- _DIRECTION_: Your answer should be one number: the count of lines in these entries that hold the word "name".

(Items from a figure collection)
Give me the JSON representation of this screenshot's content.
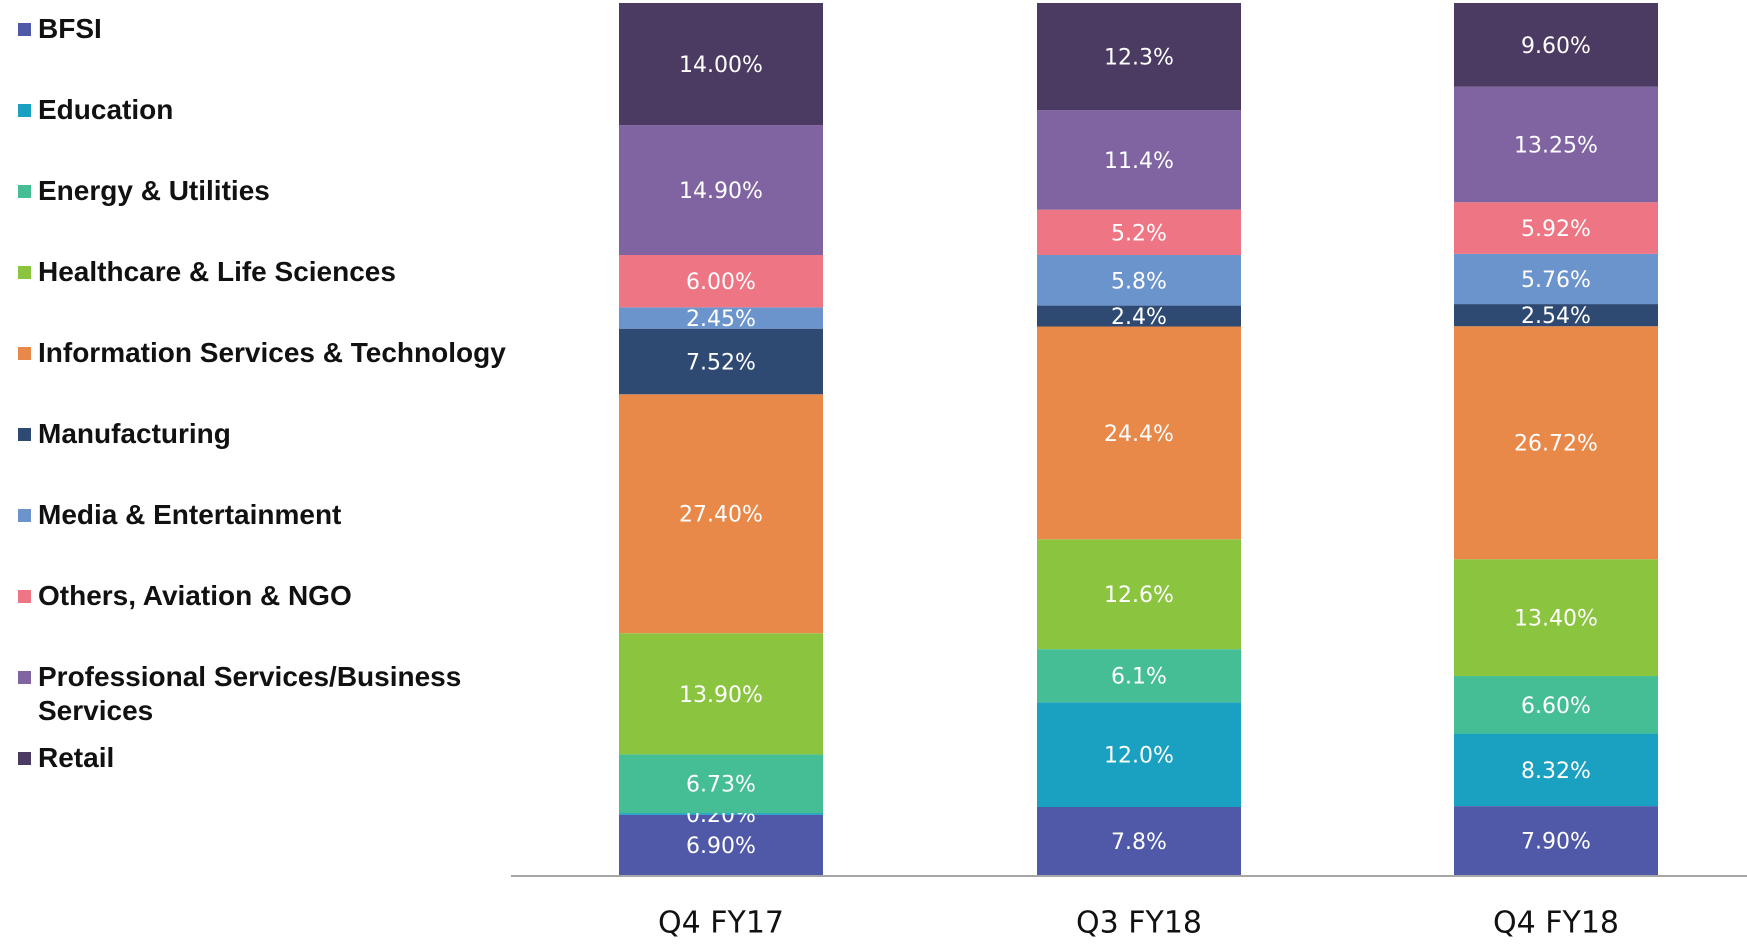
{
  "chart_data": {
    "type": "stacked_bar",
    "categories": [
      "Q4 FY17",
      "Q3 FY18",
      "Q4 FY18"
    ],
    "series": [
      {
        "name": "BFSI",
        "color": "#5058a8",
        "values": [
          6.9,
          7.8,
          7.9
        ],
        "value_labels": [
          "6.90%",
          "7.8%",
          "7.90%"
        ]
      },
      {
        "name": "Education",
        "color": "#1aa0c0",
        "values": [
          0.2,
          12.0,
          8.32
        ],
        "value_labels": [
          "0.20%",
          "12.0%",
          "8.32%"
        ]
      },
      {
        "name": "Energy & Utilities",
        "color": "#45be95",
        "values": [
          6.73,
          6.1,
          6.6
        ],
        "value_labels": [
          "6.73%",
          "6.1%",
          "6.60%"
        ]
      },
      {
        "name": "Healthcare & Life Sciences",
        "color": "#8bc53f",
        "values": [
          13.9,
          12.6,
          13.4
        ],
        "value_labels": [
          "13.90%",
          "12.6%",
          "13.40%"
        ]
      },
      {
        "name": "Information Services & Technology",
        "color": "#e8894a",
        "values": [
          27.4,
          24.4,
          26.72
        ],
        "value_labels": [
          "27.40%",
          "24.4%",
          "26.72%"
        ]
      },
      {
        "name": "Manufacturing",
        "color": "#2e4a72",
        "values": [
          7.52,
          2.4,
          2.54
        ],
        "value_labels": [
          "7.52%",
          "2.4%",
          "2.54%"
        ]
      },
      {
        "name": "Media & Entertainment",
        "color": "#6b93cc",
        "values": [
          2.45,
          5.8,
          5.76
        ],
        "value_labels": [
          "2.45%",
          "5.8%",
          "5.76%"
        ]
      },
      {
        "name": "Others, Aviation & NGO",
        "color": "#ee7583",
        "values": [
          6.0,
          5.2,
          5.92
        ],
        "value_labels": [
          "6.00%",
          "5.2%",
          "5.92%"
        ]
      },
      {
        "name": "Professional Services/Business Services",
        "color": "#8064a2",
        "values": [
          14.9,
          11.4,
          13.25
        ],
        "value_labels": [
          "14.90%",
          "11.4%",
          "13.25%"
        ]
      },
      {
        "name": "Retail",
        "color": "#4b3a62",
        "values": [
          14.0,
          12.3,
          9.6
        ],
        "value_labels": [
          "14.00%",
          "12.3%",
          "9.60%"
        ]
      }
    ],
    "legend": "left"
  }
}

- _THE RESULT_: 10